» **Passage given**:
──────────

Conditional Neural Processes with Covariance Loss

Boseon Yoo, Jiwoo Lee, Janghoon Ju, Seijun Chung, Soyeon Kim and Jaesik Choi*

KAIST, UNIST and INEEJI

* Corresponding Author

ICML21 Paper

Abstract

We introduce a novel loss function, Covariance Loss, which is conceptually equivalent to conditional neural processes (CNPs) and has a form of regularization so that it is applicable to many kinds of neural networks. Our covariance loss maps input variables to basis space by highly reflecting the dependencies of target variables as well as mean activation and mean dependencies of input and target variables. This nature enables the resulting neural networks to become more robust to noisy observations and recapture missing dependencies from prior information. We can see the application of covariance loss outperforms state-of-the-art models.

──────────

» **Problems to work on**:
**1)** Reproduce the part of the covariance loss abstract that opens with the words containing "ICML21 Paper" and closes with "outperforms state-of-the-art models.".
**2)** Answer these from the covariance loss abstract:
(a) Which institutions are listed?
(b) What is the new loss function said to be conceptually equivalent to?
(c) What does this loss make the resulting neural networks more robust to?
**3)** Continue the covariance loss abstract from where it stops.
The rows after the covariance loss abstract are separate material.

──────────

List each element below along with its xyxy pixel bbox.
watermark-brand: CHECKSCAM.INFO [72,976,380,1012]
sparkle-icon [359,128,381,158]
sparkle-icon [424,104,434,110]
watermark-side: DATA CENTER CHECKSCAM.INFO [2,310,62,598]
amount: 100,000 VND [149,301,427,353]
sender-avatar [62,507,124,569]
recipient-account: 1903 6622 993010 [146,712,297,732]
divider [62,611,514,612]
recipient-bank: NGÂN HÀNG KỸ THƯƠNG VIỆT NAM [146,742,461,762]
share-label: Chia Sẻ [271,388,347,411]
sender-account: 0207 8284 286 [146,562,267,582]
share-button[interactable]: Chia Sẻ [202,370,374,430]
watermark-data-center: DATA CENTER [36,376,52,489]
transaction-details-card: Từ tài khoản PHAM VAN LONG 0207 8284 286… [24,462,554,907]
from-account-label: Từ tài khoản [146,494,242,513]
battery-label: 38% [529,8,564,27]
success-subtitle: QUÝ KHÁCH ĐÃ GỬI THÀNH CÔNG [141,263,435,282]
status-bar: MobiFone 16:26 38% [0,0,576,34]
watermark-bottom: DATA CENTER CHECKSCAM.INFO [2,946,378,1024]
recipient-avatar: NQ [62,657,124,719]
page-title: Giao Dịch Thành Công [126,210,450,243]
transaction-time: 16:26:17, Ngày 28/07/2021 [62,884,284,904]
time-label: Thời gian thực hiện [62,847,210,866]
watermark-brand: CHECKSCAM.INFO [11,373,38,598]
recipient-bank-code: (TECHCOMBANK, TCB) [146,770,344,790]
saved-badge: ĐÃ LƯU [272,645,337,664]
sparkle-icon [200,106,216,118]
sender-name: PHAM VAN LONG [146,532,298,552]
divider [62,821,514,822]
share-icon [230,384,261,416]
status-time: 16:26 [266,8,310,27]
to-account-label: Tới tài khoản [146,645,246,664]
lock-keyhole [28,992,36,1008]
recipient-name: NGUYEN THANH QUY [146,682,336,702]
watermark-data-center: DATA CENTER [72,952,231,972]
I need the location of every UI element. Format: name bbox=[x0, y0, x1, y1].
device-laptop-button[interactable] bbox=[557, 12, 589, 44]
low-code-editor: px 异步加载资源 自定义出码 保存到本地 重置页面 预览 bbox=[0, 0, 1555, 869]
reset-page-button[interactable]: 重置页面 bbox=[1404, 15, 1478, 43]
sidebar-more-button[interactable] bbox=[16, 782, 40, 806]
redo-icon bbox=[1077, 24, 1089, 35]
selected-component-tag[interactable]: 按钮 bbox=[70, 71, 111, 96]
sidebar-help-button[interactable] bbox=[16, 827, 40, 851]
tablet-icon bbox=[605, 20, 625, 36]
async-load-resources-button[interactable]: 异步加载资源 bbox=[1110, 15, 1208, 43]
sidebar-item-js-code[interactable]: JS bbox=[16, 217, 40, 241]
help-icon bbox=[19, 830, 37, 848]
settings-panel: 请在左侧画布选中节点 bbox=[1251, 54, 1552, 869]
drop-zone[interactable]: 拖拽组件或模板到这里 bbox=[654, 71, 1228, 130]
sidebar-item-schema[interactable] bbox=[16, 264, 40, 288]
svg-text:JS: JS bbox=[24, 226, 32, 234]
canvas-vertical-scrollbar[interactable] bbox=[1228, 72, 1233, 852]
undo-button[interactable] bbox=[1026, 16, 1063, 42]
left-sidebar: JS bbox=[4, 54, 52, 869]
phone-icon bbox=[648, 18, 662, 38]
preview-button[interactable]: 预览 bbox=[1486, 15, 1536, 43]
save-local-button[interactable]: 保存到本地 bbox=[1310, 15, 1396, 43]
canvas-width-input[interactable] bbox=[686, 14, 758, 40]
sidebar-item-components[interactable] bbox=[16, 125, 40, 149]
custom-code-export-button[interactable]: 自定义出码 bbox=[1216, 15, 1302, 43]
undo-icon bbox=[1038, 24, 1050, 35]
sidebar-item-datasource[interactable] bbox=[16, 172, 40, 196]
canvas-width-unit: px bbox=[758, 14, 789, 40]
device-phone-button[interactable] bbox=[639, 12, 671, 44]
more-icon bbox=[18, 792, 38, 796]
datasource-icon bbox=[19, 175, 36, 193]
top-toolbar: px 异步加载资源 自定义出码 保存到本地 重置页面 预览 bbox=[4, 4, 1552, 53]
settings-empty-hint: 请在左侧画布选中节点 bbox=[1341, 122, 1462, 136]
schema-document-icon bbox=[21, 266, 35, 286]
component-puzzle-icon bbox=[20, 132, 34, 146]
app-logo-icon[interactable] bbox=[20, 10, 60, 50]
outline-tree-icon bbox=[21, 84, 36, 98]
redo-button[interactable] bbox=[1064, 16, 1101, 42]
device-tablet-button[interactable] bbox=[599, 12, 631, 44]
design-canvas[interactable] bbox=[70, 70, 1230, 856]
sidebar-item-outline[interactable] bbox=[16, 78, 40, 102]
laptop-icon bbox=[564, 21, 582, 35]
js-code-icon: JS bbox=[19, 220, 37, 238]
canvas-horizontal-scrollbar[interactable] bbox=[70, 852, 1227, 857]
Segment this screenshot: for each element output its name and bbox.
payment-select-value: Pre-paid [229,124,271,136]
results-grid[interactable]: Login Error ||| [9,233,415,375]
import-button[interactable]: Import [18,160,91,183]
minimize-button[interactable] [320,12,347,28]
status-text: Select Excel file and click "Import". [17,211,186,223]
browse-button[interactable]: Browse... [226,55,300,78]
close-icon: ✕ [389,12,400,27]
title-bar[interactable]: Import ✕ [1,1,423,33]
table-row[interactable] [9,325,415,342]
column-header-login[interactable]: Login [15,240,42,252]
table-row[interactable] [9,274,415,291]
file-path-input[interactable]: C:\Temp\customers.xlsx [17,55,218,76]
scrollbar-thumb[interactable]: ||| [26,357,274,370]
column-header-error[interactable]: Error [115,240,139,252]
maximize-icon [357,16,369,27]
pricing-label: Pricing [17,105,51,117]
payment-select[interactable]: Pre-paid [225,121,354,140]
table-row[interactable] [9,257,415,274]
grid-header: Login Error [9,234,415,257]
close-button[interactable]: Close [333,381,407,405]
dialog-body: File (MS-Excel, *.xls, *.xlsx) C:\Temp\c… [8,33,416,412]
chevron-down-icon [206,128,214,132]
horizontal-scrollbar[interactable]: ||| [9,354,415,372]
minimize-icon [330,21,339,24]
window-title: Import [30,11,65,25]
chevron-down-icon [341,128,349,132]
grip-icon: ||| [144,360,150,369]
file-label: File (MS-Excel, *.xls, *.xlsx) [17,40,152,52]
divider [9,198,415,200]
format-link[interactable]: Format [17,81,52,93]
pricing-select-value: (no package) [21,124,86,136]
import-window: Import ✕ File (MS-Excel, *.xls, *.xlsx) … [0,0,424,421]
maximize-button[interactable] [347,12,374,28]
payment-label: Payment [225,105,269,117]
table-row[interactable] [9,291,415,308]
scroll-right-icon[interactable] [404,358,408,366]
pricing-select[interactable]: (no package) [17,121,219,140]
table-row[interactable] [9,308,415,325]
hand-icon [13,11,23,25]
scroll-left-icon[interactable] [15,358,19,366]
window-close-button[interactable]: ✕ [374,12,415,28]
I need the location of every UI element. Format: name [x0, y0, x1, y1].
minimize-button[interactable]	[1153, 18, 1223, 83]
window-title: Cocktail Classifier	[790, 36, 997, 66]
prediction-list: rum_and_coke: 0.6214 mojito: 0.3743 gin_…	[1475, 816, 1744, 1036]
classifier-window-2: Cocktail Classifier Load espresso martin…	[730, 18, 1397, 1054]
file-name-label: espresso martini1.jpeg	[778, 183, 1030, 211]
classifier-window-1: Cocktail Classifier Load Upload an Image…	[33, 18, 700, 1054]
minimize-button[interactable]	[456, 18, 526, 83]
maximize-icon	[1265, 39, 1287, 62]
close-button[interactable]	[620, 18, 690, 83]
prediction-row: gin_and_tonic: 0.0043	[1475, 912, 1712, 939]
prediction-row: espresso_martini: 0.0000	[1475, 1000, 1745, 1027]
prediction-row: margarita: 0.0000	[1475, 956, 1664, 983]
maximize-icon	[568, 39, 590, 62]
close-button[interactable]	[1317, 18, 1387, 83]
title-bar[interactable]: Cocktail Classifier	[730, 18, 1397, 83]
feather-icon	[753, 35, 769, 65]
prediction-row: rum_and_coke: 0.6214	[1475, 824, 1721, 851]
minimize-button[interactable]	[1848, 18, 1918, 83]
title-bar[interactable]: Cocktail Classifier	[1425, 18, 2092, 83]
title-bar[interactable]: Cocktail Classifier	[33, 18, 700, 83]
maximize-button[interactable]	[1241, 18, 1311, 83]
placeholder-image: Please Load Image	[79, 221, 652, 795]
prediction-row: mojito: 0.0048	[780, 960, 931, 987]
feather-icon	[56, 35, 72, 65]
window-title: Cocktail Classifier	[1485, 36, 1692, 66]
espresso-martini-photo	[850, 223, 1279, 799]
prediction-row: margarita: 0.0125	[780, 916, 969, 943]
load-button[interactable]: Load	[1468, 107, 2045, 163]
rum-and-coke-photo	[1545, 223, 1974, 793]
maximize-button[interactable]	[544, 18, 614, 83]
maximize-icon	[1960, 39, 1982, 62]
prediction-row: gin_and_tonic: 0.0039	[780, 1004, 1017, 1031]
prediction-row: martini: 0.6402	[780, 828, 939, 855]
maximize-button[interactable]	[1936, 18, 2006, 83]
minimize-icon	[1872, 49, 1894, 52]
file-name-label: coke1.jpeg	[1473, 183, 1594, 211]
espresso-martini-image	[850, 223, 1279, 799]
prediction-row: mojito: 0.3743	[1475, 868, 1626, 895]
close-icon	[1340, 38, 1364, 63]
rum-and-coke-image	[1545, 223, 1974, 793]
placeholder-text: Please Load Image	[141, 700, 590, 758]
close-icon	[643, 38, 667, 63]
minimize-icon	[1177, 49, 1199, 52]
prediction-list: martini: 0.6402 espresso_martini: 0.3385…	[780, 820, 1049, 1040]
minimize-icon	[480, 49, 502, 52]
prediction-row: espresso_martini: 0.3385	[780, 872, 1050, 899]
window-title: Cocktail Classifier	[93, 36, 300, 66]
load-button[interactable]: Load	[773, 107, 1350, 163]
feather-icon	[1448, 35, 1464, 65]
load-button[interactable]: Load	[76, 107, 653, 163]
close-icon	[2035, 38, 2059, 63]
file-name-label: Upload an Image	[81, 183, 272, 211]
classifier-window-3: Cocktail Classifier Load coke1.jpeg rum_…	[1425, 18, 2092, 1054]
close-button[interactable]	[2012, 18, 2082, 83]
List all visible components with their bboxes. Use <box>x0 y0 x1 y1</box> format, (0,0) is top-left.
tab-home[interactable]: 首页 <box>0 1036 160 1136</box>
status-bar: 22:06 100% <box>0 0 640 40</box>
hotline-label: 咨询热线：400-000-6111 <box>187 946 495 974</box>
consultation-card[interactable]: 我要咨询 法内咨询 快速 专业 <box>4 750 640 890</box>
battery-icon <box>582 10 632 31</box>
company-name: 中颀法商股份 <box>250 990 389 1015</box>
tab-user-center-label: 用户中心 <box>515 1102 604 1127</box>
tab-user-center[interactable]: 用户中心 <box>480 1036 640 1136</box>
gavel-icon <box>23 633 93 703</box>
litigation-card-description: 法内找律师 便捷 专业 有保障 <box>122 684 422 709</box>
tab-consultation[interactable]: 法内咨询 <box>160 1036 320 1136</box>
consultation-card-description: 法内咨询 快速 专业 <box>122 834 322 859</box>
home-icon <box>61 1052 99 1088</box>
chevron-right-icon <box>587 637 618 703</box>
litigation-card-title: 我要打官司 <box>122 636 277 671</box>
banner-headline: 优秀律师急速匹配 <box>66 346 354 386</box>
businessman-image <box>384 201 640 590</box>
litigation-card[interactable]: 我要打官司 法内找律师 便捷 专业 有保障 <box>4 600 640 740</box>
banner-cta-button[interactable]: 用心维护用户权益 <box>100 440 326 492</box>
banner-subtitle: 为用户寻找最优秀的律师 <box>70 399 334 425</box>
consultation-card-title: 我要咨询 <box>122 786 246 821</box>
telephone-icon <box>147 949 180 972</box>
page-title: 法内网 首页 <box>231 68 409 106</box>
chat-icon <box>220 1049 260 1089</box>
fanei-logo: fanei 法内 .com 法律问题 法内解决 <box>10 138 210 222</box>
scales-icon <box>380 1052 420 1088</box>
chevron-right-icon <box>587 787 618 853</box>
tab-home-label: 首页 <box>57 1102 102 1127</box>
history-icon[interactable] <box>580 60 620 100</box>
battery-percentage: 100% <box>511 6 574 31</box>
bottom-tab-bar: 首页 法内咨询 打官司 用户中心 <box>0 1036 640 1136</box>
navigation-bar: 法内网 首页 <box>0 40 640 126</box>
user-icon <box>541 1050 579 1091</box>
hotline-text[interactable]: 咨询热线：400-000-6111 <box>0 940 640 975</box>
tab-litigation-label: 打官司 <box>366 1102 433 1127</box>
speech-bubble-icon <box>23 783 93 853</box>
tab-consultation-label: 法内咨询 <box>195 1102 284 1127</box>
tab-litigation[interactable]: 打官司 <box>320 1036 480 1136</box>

──────────

» **Solved problems**:
**1)**
ICML21 Paper

Abstract

We introduce a novel loss function, Covariance Loss, which is conceptually equivalent to conditional neural processes (CNPs) and has a form of regularization so that it is applicable to many kinds of neural networks. Our covariance loss maps input variables to basis space by highly reflecting the dependencies of target variables as well as mean activation and mean dependencies of input and target variables. This nature enables the resulting neural networks to become more robust to noisy observations and recapture missing dependencies from prior information. We can see the application of covariance loss outperforms state-of-the-art models.

**2)**
(a) KAIST, UNIST and INEEJI
(b) Conditional neural processes (CNPs)
(c) Noisy observations

**3)**
Covariance Loss

This figure shows the key idea of covariance loss. We learn a mapping function with a temporal deep neural network for a given dataset, for example, in our paper, we use Spatio-temporal graph convolutional networks (STGCN) and graph wavenet (GWNET). During the learning with covariance loss, we find a basis function space that minimizes not only the traditional mean square error of prediction but also the mean square error between covariance matrices of basis functions and target variables (this is our covariance loss term). The traditional way to optimization based on the mean square error usually results in finding a basis function space that only considers the mean activation of input variables and ignores the dependencies of target variables. Thus, for example, in cases the target variables are similar but input variables vary due to some kind of noisy signals, their basis functions may be irrelevant to each other, and incorrect predictions can be made as shown in the case ‘without cov’ in this image. In contrast, covariance loss forces basis functions to reflect dependencies of target variables so that the irrelevant basis functions become similar as well even though it sacrifices the mean activation as shown in case ‘with cov’ so that the results get the noisy robust prediction.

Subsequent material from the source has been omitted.